▶ Work instructions
Copy out each line in the material below that has the word "permanent".

[Dataset entries]
########################################

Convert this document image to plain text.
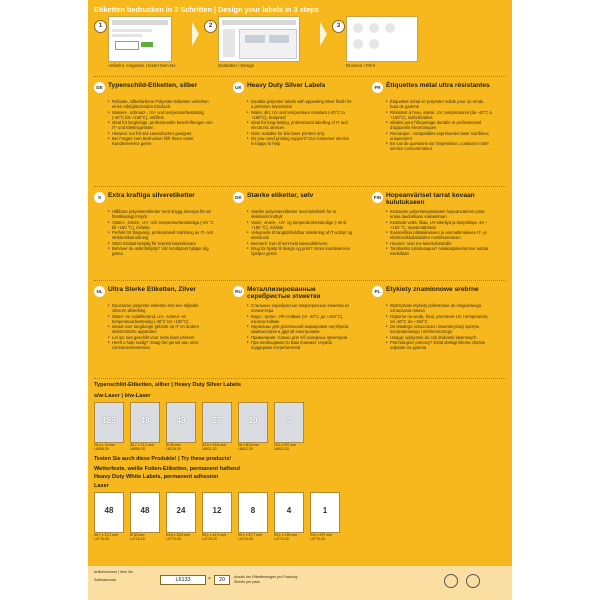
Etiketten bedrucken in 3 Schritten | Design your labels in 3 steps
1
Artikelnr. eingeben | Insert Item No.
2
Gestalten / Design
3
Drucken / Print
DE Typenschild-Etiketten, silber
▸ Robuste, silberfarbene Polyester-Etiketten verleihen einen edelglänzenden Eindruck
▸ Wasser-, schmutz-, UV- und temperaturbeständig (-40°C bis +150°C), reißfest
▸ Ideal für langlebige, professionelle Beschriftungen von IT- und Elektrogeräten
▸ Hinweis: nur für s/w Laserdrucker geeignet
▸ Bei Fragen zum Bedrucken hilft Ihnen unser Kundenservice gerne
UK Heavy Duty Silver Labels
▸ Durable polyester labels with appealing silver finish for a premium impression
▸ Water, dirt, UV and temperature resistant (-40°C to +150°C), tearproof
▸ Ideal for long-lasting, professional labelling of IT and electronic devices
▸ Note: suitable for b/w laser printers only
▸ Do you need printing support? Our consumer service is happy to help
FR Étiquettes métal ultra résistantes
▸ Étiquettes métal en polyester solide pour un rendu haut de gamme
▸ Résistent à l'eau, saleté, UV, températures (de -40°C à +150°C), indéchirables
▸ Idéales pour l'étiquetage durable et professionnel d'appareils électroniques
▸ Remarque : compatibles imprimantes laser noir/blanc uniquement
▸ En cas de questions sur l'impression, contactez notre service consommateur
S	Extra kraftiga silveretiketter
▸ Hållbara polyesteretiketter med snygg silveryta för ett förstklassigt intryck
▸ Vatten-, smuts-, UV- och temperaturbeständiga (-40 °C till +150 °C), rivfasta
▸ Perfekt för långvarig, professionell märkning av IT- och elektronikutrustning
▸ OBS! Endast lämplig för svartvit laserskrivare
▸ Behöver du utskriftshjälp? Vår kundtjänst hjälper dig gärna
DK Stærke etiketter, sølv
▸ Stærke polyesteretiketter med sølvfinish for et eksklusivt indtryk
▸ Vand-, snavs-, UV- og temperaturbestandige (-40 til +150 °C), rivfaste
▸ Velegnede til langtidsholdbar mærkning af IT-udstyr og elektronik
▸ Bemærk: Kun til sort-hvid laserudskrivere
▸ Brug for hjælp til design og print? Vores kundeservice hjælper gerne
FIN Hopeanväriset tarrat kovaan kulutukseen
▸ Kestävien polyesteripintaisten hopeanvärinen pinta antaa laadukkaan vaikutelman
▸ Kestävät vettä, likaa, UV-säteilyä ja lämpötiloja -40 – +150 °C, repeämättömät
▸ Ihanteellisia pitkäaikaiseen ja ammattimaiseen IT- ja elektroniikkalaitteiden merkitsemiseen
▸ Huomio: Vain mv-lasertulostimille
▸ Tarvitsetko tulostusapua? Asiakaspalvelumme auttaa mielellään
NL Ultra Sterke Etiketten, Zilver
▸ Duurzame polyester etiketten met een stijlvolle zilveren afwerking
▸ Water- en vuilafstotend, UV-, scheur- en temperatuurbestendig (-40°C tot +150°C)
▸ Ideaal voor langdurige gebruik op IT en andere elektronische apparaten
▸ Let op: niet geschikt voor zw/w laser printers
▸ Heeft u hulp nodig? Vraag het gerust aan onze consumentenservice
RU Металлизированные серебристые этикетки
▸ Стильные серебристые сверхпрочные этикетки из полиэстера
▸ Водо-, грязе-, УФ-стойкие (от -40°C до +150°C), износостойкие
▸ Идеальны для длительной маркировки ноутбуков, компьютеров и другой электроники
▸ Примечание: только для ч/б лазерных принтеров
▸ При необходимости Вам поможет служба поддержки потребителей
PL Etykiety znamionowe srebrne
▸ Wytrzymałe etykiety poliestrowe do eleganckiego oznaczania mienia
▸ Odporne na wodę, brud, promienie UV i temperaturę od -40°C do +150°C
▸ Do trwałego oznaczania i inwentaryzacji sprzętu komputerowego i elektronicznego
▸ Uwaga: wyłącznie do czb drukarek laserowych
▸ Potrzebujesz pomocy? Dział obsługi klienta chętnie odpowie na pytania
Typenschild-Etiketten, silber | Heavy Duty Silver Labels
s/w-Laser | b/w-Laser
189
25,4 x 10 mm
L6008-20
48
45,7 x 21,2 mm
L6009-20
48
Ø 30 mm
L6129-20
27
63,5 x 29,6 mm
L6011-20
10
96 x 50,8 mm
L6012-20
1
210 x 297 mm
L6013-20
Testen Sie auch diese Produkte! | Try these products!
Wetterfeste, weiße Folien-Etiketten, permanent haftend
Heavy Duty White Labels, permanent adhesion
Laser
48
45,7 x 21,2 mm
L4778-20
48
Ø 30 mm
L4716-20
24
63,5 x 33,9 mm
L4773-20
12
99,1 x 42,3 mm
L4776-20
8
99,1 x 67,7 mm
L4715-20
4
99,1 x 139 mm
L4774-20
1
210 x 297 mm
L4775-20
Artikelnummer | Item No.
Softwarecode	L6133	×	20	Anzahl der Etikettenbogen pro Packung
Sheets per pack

########################################

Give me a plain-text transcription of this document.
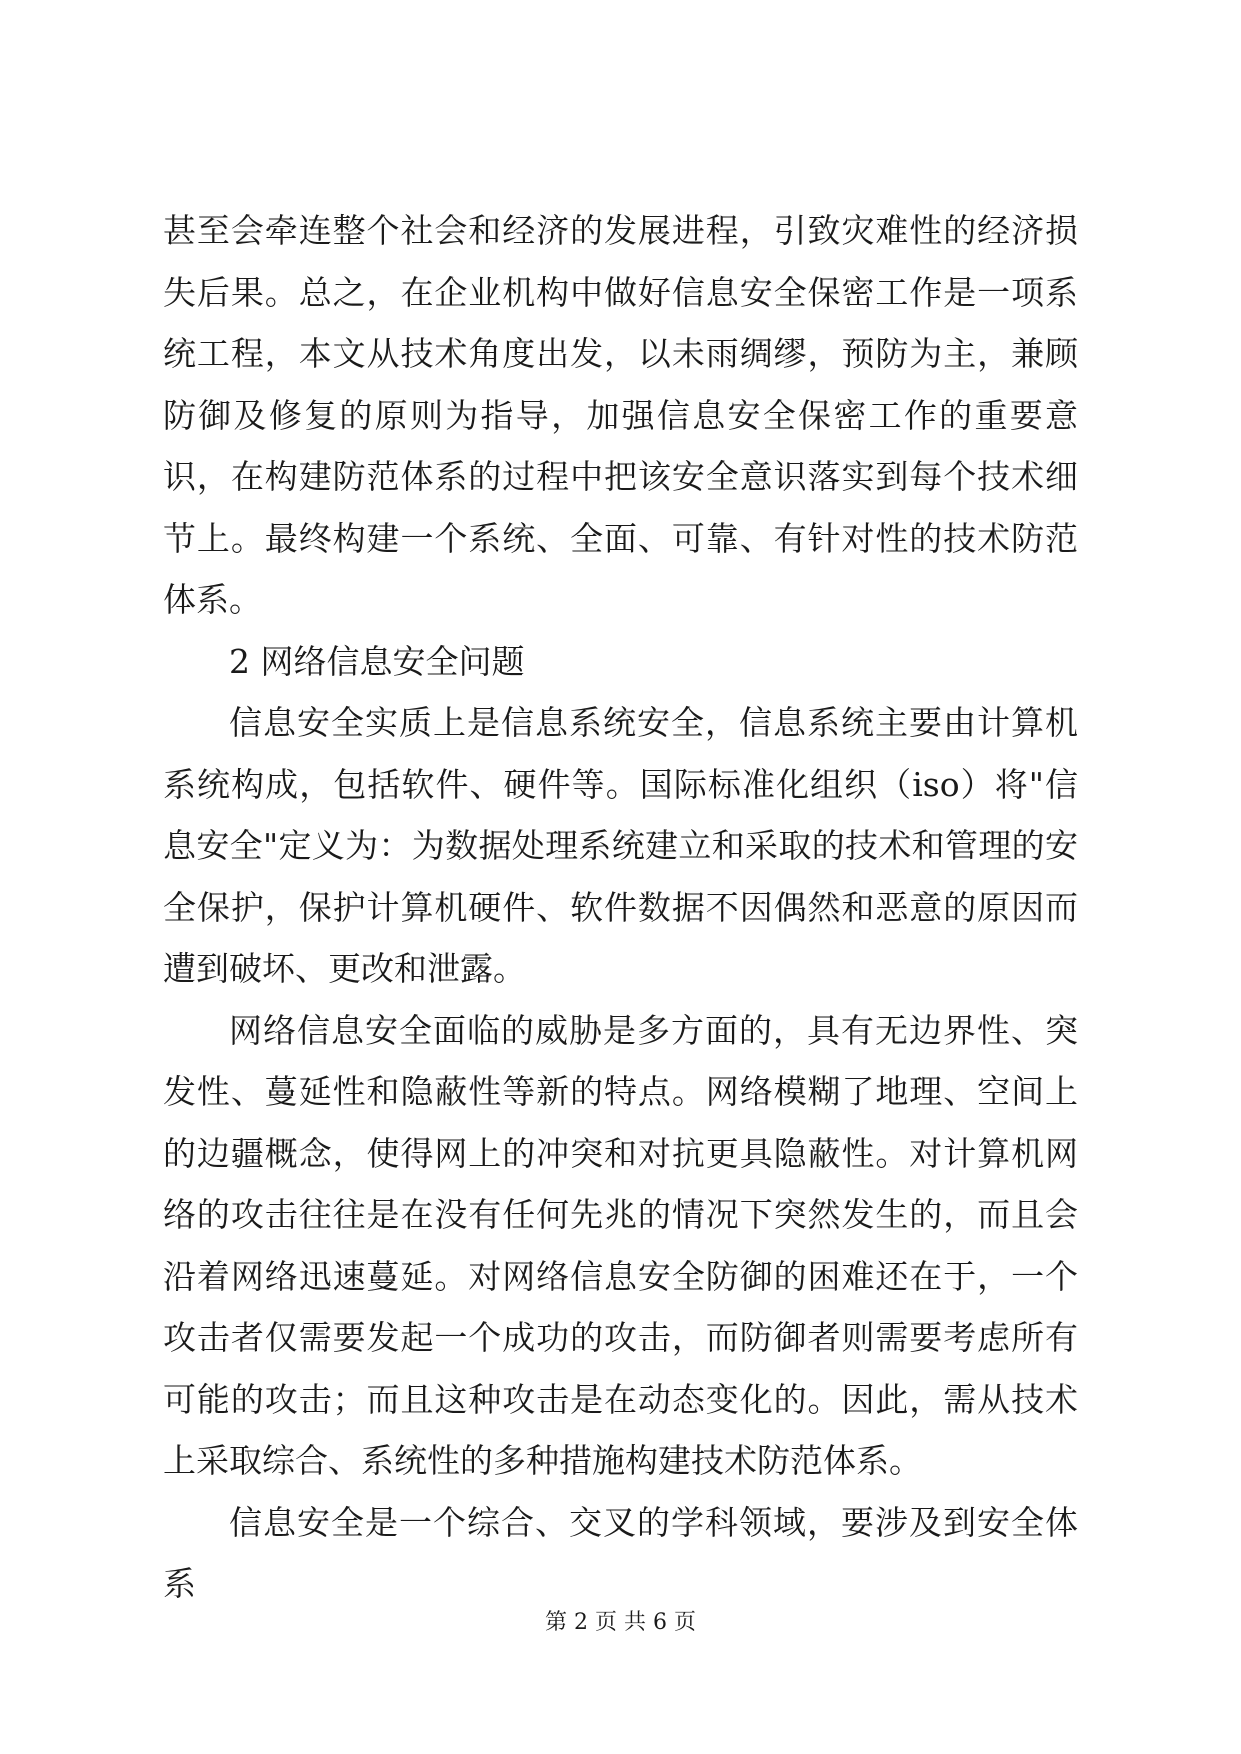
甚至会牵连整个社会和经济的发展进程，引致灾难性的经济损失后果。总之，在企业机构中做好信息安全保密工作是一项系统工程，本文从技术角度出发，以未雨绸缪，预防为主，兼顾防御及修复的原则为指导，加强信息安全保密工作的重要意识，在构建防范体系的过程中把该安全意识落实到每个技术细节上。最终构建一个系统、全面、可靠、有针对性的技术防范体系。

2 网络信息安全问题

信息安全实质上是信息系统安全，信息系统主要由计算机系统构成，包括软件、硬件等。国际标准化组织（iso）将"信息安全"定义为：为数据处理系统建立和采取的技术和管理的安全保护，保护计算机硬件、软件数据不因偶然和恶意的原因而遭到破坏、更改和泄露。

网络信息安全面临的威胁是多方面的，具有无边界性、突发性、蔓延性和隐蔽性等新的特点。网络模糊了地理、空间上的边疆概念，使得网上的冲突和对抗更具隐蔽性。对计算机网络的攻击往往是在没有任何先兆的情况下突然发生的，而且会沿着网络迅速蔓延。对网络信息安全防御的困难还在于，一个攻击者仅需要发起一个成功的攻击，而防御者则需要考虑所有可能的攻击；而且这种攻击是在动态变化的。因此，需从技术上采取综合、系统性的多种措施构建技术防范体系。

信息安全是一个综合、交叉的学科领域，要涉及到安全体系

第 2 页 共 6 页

########################################

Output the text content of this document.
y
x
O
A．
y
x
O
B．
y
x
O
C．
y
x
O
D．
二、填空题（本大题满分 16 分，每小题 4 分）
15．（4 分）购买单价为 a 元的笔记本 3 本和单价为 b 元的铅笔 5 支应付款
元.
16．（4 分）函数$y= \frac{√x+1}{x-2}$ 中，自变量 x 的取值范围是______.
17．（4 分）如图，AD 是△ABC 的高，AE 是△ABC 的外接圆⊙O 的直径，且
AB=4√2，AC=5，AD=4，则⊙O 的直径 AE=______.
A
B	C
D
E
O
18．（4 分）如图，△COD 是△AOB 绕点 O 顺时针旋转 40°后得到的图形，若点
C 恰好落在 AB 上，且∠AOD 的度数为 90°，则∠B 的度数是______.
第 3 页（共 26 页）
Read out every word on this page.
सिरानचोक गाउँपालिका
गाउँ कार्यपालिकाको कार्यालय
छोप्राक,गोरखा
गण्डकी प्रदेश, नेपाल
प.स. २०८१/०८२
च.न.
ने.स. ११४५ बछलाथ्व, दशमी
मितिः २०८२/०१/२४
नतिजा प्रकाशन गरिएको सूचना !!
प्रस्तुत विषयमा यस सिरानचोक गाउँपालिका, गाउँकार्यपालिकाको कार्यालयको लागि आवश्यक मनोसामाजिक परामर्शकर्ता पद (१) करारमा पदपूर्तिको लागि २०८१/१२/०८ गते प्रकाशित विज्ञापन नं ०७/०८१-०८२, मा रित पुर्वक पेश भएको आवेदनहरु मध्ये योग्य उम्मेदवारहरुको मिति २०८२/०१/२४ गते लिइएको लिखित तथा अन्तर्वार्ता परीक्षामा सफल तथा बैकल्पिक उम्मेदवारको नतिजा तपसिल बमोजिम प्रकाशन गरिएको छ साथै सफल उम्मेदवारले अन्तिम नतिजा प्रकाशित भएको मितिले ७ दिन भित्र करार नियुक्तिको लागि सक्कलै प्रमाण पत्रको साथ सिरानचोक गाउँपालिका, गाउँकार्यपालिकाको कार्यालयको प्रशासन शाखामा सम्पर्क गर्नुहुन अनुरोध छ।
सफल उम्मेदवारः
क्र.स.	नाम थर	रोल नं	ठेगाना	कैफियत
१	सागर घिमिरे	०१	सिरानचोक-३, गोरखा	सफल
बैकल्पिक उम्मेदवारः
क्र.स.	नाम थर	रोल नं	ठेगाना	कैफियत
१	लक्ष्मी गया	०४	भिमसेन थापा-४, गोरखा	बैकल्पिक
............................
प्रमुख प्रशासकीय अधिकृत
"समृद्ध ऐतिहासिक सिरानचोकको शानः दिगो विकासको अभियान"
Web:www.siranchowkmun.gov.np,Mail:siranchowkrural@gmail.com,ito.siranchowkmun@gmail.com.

########################################

▶ Result of this exercise
Wetterfeste, weiße Folien-Etiketten, permanent haftend
Heavy Duty White Labels, permanent adhesion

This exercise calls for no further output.